* **WORK REQUIRED**:
Return each line of the records holding the string "relative".

* **DATASET ROWS**:
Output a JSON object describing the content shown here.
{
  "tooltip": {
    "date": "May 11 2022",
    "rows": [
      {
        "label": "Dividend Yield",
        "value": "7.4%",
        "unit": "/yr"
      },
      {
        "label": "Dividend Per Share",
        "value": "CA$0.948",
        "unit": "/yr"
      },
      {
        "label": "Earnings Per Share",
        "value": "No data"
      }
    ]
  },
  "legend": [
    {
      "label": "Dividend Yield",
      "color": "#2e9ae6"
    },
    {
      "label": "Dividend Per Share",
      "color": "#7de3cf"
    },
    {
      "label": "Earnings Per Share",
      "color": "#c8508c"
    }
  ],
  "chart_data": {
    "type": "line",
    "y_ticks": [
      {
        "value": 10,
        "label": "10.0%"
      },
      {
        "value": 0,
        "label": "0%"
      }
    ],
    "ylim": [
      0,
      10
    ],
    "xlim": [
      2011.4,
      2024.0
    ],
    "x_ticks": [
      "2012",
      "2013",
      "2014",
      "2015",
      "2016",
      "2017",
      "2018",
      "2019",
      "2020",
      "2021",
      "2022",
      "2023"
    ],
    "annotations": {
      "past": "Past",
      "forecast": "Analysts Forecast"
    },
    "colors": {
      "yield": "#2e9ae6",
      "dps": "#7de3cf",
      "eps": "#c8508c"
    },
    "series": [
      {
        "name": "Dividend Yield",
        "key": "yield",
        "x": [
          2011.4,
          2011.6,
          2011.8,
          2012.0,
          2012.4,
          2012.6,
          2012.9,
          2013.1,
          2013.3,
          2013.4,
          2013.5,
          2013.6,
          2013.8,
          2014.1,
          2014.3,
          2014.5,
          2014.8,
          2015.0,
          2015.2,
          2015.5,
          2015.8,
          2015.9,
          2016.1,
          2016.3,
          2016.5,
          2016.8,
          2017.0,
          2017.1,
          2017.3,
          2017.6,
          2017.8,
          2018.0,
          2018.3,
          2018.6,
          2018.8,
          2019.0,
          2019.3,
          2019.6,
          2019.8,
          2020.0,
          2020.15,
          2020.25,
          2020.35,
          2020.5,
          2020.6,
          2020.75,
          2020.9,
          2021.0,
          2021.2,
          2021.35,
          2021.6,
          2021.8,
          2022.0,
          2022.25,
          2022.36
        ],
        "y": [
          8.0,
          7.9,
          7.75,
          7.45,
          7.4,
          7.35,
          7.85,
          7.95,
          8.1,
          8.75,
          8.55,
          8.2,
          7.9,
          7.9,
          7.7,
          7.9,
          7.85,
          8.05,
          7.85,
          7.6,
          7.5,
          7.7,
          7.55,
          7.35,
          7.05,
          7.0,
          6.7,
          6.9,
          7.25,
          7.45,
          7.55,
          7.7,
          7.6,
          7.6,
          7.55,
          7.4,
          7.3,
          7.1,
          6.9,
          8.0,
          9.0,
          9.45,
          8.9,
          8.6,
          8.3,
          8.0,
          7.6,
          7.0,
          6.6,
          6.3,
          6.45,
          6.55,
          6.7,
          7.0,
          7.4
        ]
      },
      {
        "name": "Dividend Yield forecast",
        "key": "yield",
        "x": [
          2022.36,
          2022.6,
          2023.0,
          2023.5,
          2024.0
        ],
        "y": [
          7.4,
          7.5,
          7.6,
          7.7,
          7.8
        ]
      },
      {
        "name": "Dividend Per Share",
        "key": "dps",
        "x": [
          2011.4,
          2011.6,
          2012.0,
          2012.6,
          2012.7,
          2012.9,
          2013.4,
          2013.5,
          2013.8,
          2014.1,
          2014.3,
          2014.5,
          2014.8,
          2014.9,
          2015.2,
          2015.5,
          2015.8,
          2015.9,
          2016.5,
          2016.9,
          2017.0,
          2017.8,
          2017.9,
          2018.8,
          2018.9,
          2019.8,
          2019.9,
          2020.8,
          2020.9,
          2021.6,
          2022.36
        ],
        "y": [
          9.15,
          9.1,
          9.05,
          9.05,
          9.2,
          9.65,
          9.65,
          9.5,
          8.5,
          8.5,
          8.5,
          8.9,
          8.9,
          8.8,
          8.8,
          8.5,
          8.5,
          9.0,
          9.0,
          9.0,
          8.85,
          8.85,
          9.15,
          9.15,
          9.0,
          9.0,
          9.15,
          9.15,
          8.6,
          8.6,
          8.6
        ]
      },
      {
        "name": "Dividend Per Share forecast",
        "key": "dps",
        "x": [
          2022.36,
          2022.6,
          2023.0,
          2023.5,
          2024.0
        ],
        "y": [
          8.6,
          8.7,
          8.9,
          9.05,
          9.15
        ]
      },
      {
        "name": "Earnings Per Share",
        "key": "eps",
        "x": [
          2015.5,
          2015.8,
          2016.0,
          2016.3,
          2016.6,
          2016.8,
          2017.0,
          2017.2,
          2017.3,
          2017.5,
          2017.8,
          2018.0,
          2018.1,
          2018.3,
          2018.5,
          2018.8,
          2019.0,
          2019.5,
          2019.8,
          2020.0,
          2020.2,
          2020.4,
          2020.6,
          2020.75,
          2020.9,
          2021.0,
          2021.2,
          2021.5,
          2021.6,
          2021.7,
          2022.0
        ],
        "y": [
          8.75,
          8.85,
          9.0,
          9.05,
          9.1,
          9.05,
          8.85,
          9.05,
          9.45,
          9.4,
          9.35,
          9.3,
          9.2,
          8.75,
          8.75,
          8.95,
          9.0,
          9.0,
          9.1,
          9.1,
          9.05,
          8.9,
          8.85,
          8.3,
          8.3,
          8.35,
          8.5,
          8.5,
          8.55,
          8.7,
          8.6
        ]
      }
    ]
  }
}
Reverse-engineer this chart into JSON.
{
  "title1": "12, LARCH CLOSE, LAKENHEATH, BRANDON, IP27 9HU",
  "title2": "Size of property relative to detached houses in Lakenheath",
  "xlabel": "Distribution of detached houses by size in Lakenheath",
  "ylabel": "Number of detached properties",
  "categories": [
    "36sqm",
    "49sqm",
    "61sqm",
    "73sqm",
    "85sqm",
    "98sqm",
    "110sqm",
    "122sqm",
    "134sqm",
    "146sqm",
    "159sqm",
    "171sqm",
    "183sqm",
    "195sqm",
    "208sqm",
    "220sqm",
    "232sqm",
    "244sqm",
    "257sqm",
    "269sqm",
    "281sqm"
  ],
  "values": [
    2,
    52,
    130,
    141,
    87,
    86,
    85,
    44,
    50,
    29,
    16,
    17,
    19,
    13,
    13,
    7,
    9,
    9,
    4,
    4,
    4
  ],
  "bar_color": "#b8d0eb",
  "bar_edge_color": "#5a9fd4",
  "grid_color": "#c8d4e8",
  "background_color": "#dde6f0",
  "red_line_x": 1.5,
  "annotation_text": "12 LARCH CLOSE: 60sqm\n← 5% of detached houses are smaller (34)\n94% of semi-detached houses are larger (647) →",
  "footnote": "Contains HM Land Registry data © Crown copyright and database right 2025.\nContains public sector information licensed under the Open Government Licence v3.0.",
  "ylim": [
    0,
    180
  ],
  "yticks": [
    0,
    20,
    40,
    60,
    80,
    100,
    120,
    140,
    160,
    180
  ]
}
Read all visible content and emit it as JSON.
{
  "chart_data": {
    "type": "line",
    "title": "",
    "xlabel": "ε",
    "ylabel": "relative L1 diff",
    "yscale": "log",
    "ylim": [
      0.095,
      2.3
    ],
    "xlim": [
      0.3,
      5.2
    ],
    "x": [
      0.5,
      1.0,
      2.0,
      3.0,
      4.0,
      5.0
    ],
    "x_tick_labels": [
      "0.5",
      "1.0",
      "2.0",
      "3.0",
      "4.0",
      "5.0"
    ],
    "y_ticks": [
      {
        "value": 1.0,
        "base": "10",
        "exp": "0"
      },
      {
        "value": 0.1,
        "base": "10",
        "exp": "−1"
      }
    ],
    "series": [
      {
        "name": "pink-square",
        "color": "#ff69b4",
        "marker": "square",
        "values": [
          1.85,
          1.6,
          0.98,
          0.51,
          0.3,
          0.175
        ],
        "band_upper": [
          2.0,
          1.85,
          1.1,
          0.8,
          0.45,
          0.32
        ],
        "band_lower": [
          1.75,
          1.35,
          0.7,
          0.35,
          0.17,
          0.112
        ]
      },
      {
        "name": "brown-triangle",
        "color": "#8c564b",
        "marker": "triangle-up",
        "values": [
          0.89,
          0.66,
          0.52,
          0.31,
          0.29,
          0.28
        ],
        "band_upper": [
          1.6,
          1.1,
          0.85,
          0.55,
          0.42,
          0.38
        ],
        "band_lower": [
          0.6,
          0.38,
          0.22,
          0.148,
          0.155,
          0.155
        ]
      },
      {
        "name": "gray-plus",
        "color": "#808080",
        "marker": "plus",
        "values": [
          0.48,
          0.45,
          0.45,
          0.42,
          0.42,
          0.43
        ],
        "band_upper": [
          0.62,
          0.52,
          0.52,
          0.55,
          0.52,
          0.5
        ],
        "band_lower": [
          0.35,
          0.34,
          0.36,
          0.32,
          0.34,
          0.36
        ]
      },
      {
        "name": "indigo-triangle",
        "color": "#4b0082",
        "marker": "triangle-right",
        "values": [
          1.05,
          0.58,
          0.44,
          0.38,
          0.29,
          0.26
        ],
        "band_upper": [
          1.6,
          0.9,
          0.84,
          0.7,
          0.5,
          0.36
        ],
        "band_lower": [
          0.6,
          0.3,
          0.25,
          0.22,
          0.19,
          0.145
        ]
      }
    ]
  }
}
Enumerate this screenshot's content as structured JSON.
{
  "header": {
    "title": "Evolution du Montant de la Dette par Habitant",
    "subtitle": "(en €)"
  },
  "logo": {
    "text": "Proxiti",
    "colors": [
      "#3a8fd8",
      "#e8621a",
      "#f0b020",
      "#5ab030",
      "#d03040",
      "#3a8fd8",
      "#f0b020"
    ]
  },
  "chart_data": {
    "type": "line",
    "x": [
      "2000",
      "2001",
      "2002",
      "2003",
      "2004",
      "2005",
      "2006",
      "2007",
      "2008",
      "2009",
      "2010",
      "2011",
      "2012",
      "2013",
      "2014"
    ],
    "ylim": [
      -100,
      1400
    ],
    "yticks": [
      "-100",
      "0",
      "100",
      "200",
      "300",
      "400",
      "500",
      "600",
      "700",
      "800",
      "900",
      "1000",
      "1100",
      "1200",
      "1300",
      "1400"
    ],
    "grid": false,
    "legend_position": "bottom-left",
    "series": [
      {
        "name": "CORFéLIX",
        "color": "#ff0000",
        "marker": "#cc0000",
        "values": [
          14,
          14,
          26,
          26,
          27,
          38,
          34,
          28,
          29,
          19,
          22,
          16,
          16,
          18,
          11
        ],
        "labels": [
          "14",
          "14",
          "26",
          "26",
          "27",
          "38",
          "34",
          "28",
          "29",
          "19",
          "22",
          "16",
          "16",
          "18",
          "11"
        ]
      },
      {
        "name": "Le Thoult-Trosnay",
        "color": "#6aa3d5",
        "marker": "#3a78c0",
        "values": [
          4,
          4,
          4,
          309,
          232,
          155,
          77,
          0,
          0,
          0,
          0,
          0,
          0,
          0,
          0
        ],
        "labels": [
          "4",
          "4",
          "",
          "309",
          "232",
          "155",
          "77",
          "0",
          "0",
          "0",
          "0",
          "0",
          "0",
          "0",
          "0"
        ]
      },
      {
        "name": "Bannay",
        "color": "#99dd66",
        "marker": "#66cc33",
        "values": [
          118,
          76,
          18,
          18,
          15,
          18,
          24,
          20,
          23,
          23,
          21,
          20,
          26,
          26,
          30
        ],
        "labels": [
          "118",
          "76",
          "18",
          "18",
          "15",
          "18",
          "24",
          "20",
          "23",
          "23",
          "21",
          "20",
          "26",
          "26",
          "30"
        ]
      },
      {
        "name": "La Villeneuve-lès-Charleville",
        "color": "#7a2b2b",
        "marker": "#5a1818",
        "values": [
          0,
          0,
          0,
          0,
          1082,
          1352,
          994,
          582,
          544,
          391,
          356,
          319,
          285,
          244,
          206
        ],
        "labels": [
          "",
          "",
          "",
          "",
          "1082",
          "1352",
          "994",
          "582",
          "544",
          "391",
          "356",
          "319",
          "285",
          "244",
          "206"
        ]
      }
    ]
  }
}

* **ANSWER TO THE PROBLEM**:
  "title2": "Size of property relative to detached houses in Lakenheath",
    "ylabel": "relative L1 diff",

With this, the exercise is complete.